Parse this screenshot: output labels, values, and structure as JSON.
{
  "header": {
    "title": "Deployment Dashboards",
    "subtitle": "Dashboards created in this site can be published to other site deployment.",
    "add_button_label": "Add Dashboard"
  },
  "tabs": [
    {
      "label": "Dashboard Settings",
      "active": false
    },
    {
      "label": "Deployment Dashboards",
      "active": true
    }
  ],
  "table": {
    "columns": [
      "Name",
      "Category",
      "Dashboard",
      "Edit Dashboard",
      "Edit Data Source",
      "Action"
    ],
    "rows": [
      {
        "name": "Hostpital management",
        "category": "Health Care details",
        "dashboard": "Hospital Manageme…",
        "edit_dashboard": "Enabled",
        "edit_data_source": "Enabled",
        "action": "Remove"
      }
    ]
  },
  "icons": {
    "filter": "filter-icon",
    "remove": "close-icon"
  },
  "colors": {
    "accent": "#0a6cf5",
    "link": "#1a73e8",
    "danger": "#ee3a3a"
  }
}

Direction:
Extract every record. Keep wording exact.

Task result:
Parse this screenshot: output labels, values, and structure as JSON.
{
  "header": {
    "title": "Deployment Dashboards",
    "subtitle": "Dashboards created in this site can be published to other site deployment.",
    "add_button_label": "Add Dashboard"
  },
  "tabs": [
    {
      "label": "Dashboard Settings",
      "active": false
    },
    {
      "label": "Deployment Dashboards",
      "active": true
    }
  ],
  "table": {
    "columns": [
      "Name",
      "Category",
      "Dashboard",
      "Edit Dashboard",
      "Edit Data Source",
      "Action"
    ],
    "rows": [
      {
        "name": "Hostpital management",
        "category": "Health Care details",
        "dashboard": "Hospital Manageme…",
        "edit_dashboard": "Enabled",
        "edit_data_source": "Enabled",
        "action": "Remove"
      }
    ]
  },
  "icons": {
    "filter": "filter-icon",
    "remove": "close-icon"
  },
  "colors": {
    "accent": "#0a6cf5",
    "link": "#1a73e8",
    "danger": "#ee3a3a"
  }
}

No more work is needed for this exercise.